Exercise requirements
Look through the records that follow. Copy every line containing the word "these".

* BEGIN Material supplied *

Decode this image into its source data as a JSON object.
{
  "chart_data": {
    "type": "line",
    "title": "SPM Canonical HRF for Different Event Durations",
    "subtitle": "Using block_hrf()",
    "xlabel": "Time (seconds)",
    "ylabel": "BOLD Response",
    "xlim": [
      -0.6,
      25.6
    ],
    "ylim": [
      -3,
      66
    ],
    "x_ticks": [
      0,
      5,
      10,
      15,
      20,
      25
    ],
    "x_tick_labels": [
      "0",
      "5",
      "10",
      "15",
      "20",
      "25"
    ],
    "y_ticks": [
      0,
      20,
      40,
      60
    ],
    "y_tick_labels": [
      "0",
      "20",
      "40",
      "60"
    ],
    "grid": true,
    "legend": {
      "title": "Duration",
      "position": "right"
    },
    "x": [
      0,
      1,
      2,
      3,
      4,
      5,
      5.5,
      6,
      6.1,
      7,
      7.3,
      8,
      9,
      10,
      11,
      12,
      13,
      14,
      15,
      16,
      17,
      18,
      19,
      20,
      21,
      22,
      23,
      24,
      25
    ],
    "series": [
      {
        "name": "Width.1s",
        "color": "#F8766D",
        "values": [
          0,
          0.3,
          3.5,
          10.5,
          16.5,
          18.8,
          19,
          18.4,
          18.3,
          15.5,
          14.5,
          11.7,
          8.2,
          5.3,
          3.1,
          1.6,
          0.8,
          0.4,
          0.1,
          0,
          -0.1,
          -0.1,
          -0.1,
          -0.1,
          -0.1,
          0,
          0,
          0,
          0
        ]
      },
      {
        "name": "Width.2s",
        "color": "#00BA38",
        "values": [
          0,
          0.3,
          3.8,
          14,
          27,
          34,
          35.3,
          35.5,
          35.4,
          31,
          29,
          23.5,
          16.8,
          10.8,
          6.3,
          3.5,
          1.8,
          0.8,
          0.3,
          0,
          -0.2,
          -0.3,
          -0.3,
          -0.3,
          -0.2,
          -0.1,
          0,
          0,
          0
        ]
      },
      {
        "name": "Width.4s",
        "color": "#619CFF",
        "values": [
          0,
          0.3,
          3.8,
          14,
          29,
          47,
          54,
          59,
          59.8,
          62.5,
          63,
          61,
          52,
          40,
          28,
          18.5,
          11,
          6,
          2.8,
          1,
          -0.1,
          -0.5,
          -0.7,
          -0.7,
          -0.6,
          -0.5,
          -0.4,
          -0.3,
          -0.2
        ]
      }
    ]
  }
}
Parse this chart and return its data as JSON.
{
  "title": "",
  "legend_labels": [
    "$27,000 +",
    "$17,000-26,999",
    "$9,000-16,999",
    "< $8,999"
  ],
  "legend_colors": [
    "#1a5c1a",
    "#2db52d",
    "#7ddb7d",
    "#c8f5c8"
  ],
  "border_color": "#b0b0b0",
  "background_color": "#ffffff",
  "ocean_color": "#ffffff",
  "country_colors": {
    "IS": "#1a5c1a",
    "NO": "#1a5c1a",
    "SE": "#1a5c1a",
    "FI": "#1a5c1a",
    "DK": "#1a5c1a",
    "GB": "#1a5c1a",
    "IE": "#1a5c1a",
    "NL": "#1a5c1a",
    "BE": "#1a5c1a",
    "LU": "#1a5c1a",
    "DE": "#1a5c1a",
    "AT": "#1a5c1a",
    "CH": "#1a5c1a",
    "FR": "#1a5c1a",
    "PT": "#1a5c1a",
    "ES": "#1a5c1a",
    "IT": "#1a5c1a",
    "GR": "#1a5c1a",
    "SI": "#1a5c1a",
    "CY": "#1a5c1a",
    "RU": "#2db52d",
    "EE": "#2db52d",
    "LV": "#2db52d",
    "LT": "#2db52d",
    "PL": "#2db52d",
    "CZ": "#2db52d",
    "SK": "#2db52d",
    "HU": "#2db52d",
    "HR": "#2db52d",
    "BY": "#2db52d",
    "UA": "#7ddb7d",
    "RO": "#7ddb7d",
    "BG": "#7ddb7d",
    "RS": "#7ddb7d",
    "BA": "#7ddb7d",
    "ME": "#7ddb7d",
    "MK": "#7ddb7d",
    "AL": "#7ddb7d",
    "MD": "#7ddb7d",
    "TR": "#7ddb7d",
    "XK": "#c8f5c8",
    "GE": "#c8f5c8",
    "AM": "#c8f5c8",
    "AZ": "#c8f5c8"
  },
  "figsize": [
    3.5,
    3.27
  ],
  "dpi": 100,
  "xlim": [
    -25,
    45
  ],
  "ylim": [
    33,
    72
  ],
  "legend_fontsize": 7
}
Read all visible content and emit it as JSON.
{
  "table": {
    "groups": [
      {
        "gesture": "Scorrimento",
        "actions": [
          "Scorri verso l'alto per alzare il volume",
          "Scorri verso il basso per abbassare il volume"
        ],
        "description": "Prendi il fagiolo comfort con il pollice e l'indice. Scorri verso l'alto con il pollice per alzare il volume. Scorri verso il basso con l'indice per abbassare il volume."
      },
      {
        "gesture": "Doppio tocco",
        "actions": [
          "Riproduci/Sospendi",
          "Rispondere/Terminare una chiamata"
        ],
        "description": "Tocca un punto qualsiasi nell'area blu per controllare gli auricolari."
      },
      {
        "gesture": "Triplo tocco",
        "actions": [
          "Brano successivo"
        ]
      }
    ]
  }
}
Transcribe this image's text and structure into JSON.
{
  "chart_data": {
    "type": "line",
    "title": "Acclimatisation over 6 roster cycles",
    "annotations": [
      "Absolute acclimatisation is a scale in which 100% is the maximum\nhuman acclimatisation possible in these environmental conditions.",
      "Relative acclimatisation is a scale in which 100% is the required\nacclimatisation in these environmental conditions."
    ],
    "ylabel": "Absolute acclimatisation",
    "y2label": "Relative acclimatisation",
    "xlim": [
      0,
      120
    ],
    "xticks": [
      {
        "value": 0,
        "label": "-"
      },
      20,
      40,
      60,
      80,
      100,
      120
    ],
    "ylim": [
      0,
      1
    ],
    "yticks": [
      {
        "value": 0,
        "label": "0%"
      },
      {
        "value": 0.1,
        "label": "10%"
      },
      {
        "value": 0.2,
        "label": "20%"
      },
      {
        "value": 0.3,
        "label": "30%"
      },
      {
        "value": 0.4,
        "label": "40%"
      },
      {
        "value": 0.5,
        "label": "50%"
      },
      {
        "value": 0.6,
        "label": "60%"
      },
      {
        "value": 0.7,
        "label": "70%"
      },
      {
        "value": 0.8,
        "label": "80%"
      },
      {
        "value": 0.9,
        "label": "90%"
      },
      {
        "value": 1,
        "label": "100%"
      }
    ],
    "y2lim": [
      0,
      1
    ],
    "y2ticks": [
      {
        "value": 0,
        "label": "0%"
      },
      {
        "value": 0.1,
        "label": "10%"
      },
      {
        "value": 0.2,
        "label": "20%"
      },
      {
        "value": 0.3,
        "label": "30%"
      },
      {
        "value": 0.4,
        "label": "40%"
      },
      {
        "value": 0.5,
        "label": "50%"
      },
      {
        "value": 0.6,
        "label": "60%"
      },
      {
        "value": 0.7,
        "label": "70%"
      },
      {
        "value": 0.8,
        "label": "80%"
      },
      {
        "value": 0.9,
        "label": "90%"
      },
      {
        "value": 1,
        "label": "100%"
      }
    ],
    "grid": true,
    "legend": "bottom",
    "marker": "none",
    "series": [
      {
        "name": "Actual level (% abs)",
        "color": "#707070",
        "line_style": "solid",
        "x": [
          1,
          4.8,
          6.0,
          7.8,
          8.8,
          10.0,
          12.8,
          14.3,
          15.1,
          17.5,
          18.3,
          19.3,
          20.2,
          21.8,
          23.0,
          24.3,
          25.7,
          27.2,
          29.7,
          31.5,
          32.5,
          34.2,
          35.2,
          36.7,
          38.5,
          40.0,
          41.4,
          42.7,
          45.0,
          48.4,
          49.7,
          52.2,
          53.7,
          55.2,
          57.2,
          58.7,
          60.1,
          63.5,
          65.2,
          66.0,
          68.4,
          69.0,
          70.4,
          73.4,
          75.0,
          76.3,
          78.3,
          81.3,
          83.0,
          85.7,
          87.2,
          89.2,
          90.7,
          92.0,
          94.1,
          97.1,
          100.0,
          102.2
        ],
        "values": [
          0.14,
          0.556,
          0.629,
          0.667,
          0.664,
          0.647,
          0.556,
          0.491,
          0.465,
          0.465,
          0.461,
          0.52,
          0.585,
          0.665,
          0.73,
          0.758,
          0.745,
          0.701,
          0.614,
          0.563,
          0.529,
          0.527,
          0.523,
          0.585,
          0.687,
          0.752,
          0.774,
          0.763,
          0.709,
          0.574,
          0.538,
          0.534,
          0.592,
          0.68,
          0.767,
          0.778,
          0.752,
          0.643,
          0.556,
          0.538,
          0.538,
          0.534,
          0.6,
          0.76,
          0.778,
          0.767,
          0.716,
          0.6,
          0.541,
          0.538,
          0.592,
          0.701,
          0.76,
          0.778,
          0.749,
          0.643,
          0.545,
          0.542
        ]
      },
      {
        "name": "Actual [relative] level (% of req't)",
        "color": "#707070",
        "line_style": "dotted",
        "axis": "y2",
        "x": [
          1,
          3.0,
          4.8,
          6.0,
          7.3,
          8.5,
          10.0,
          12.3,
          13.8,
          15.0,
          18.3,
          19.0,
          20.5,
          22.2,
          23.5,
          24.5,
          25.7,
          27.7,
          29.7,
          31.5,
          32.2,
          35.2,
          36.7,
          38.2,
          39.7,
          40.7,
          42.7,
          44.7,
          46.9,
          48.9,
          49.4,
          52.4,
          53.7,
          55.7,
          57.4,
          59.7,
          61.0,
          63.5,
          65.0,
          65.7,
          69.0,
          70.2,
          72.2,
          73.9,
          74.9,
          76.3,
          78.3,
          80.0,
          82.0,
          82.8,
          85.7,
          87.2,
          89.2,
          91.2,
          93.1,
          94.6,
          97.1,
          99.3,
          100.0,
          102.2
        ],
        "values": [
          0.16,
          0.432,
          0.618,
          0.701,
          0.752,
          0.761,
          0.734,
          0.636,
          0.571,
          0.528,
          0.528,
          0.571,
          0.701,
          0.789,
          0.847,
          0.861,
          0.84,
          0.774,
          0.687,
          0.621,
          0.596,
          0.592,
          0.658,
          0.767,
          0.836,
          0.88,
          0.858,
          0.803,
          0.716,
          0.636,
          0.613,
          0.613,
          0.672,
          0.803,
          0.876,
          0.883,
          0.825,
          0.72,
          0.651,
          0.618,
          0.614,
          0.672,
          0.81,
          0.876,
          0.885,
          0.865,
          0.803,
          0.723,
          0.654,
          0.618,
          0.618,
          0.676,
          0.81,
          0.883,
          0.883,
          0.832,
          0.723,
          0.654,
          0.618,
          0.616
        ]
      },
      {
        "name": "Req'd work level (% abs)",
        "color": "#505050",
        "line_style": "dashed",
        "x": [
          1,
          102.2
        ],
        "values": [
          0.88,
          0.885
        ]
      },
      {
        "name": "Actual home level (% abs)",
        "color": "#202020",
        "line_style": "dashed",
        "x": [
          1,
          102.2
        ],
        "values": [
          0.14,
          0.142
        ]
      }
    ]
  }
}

* END Material supplied *

Expected answer
      "Absolute acclimatisation is a scale in which 100% is the maximum\nhuman acclimatisation possible in these environmental conditions.",
      "Relative acclimatisation is a scale in which 100% is the required\nacclimatisation in these environmental conditions."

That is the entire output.